Scan the entries below. List each line with "МИНИСТЕРСТВО".

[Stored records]
________

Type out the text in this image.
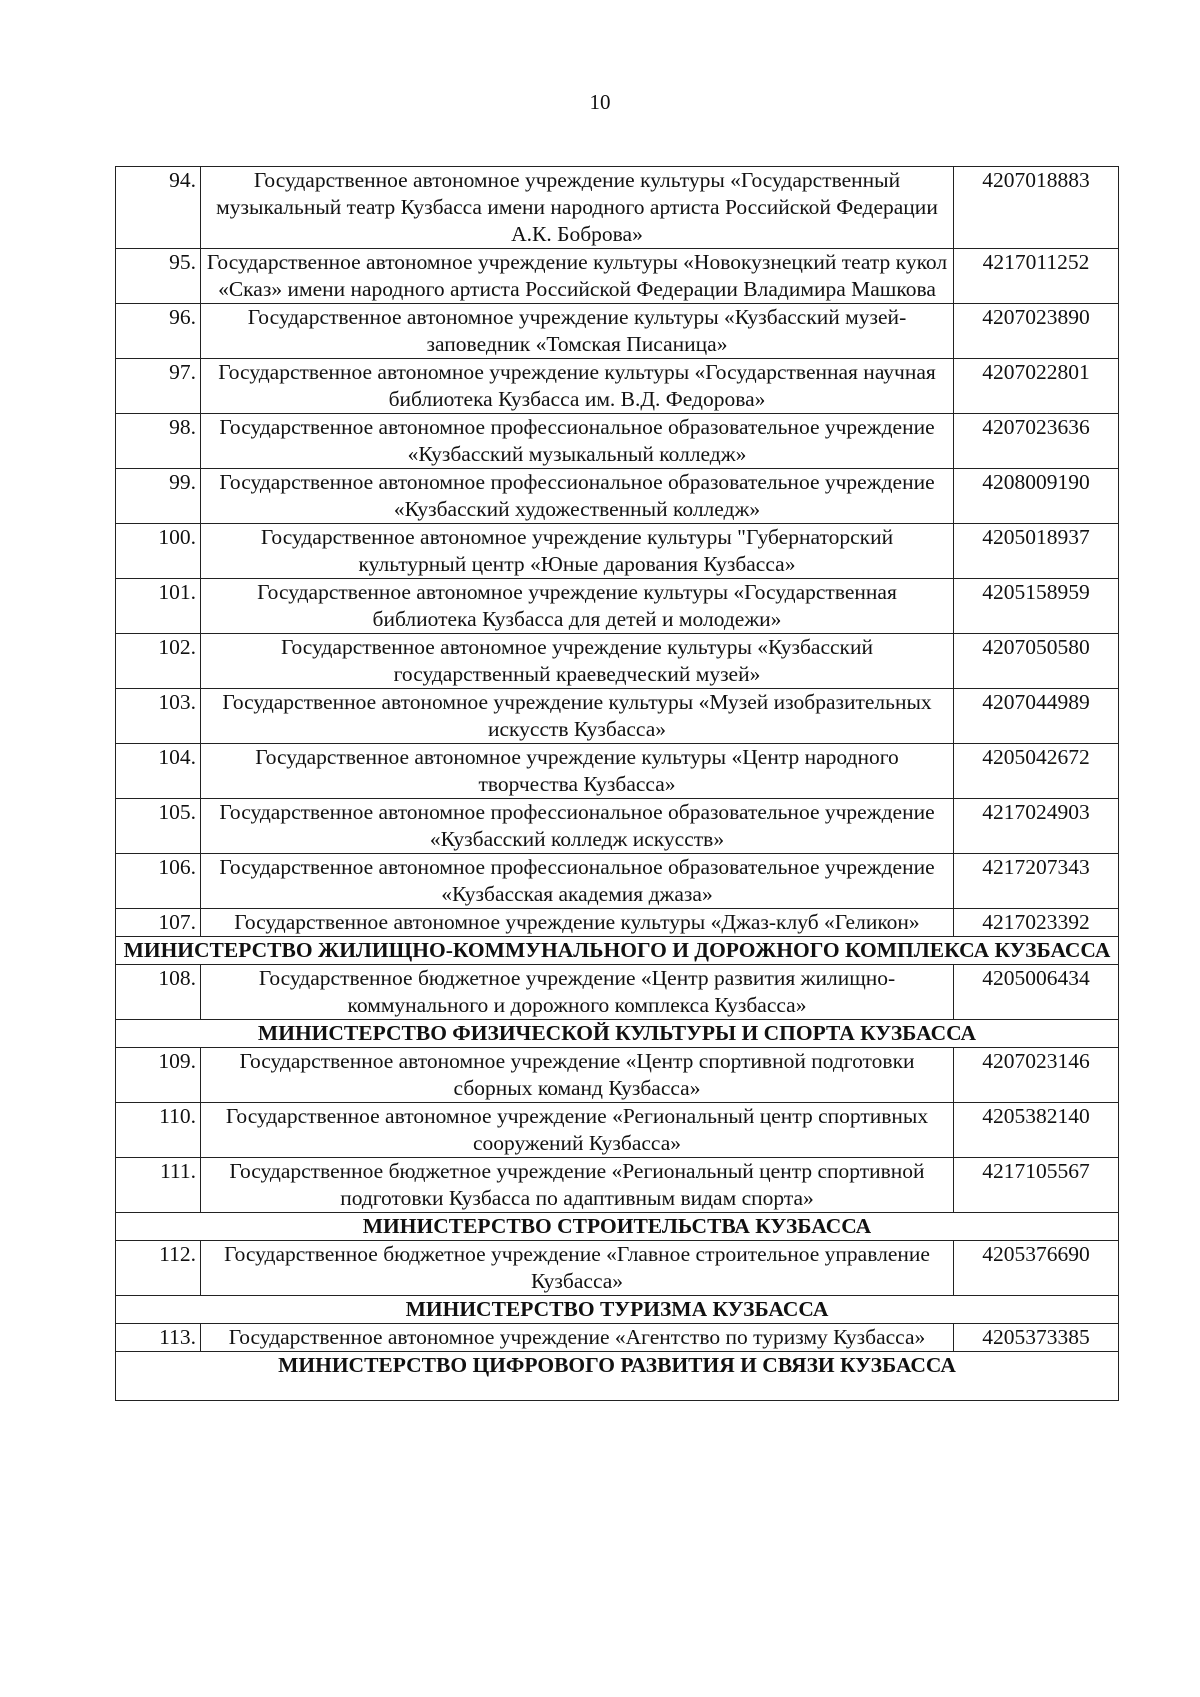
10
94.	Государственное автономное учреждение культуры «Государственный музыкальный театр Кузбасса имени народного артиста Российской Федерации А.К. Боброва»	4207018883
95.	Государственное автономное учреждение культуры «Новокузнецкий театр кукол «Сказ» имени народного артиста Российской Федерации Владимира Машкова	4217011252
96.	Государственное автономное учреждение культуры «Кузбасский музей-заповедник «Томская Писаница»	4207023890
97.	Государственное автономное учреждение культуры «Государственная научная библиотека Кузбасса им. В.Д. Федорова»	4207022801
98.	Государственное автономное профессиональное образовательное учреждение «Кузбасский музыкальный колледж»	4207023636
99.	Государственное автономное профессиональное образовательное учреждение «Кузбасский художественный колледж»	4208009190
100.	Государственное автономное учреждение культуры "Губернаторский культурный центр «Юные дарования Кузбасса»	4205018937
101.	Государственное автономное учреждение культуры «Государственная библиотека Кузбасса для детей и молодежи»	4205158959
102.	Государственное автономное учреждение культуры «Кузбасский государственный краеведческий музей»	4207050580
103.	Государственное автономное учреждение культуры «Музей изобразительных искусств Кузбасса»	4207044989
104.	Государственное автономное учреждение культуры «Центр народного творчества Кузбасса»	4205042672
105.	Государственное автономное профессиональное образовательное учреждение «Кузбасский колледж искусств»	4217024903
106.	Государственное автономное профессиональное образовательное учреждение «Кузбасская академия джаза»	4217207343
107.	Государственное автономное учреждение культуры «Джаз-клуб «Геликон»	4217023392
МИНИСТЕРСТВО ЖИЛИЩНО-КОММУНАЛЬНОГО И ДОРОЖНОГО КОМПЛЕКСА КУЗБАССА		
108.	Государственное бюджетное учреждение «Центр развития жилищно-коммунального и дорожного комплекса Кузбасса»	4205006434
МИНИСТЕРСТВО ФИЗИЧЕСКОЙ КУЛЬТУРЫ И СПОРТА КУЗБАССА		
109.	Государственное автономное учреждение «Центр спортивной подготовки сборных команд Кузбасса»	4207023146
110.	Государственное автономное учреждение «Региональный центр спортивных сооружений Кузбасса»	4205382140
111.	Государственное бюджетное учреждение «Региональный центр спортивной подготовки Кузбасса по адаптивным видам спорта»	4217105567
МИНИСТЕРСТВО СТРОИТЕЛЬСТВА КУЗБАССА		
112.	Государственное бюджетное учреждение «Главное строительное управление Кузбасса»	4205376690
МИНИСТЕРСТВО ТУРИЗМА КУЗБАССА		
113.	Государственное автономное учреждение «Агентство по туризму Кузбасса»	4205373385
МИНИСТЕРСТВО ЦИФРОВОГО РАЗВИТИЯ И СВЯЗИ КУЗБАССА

________

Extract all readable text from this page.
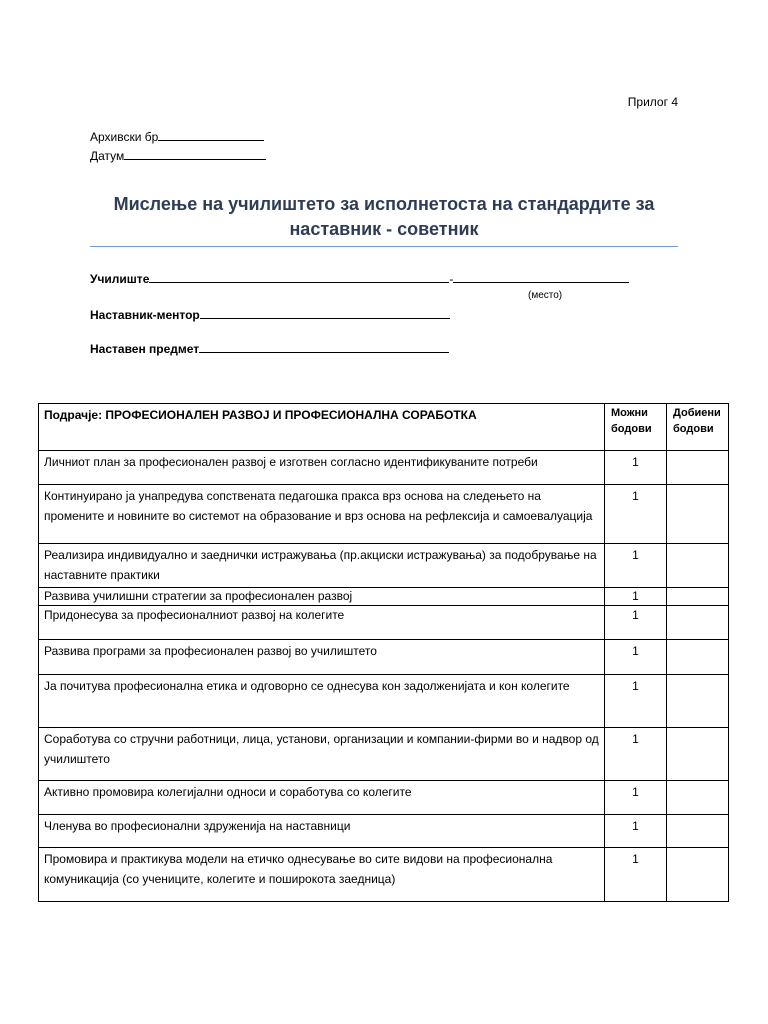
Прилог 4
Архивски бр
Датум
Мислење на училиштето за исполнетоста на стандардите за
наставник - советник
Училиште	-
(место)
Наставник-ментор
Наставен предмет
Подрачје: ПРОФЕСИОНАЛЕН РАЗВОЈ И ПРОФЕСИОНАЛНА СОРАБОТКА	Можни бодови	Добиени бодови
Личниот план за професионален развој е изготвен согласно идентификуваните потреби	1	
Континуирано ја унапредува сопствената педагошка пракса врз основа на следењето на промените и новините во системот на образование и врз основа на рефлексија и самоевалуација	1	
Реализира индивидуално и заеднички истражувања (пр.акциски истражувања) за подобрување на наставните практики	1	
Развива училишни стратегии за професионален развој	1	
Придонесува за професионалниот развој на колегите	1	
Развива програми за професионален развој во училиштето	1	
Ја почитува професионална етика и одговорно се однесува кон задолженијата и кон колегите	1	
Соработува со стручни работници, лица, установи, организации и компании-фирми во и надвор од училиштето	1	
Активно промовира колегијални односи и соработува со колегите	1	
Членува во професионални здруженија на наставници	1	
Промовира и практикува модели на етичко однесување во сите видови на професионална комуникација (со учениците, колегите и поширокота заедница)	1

________

▶ _Completed task_:
МИНИСТЕРСТВО ЖИЛИЩНО-КОММУНАЛЬНОГО И ДОРОЖНОГО КОМПЛЕКСА КУЗБАССА		
МИНИСТЕРСТВО ФИЗИЧЕСКОЙ КУЛЬТУРЫ И СПОРТА КУЗБАССА		
МИНИСТЕРСТВО СТРОИТЕЛЬСТВА КУЗБАССА		
МИНИСТЕРСТВО ТУРИЗМА КУЗБАССА		
МИНИСТЕРСТВО ЦИФРОВОГО РАЗВИТИЯ И СВЯЗИ КУЗБАССА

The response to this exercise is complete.